-- Task to complete --
Go through each line of the records below and count those with the word "text"; give only the total.

-- Working data --
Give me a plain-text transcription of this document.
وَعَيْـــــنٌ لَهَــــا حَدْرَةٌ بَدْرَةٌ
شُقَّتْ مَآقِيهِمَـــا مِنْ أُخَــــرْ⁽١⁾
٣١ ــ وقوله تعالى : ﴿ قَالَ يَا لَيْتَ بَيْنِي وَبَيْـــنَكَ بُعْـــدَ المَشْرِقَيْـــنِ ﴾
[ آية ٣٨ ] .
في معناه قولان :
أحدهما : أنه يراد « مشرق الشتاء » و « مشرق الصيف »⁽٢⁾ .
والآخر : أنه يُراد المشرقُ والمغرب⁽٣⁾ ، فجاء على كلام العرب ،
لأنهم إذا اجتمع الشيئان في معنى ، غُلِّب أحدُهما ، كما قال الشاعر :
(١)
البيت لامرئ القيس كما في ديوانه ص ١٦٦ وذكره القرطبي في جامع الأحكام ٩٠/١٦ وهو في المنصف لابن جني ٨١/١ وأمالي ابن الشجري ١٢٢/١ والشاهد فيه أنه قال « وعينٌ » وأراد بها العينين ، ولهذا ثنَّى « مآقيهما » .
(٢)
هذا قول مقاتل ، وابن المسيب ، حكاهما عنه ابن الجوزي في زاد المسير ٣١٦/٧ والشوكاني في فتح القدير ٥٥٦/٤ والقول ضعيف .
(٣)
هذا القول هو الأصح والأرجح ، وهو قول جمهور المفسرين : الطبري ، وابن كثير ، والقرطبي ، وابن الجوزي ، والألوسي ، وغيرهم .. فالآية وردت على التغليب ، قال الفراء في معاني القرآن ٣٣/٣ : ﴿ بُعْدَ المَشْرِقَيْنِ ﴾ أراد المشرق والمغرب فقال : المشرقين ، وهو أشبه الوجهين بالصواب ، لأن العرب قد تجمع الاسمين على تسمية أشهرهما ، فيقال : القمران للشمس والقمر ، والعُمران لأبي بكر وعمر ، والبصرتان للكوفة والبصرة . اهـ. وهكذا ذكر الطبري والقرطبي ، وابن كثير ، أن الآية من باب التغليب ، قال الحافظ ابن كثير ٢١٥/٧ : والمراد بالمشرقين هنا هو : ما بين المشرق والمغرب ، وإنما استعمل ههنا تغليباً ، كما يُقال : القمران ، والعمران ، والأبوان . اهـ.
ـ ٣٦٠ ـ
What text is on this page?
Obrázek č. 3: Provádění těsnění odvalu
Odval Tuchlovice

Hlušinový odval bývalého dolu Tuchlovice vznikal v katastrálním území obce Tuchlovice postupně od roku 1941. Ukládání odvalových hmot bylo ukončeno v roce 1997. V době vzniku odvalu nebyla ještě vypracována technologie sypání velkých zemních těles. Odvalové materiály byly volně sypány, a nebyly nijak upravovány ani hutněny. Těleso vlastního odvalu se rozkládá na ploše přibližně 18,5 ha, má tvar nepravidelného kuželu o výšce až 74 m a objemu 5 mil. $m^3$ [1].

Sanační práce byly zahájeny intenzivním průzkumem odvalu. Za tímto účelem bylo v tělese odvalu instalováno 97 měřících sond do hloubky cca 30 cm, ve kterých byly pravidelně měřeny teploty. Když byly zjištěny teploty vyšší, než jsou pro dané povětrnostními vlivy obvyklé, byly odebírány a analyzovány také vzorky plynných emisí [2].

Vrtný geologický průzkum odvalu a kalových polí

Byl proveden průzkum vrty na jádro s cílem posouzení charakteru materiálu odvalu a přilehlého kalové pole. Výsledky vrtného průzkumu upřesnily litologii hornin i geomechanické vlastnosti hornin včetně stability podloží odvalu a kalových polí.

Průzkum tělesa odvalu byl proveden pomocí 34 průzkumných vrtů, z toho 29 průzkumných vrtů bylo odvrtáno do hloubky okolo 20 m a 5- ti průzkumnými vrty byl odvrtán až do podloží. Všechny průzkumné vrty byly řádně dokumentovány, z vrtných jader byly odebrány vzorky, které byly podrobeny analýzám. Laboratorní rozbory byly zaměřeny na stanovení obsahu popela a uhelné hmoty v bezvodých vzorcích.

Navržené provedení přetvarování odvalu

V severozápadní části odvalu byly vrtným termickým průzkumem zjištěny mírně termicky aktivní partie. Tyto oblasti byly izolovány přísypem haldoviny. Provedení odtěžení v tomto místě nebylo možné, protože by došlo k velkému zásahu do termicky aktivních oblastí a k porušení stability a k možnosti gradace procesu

-- Response to the exercise --
2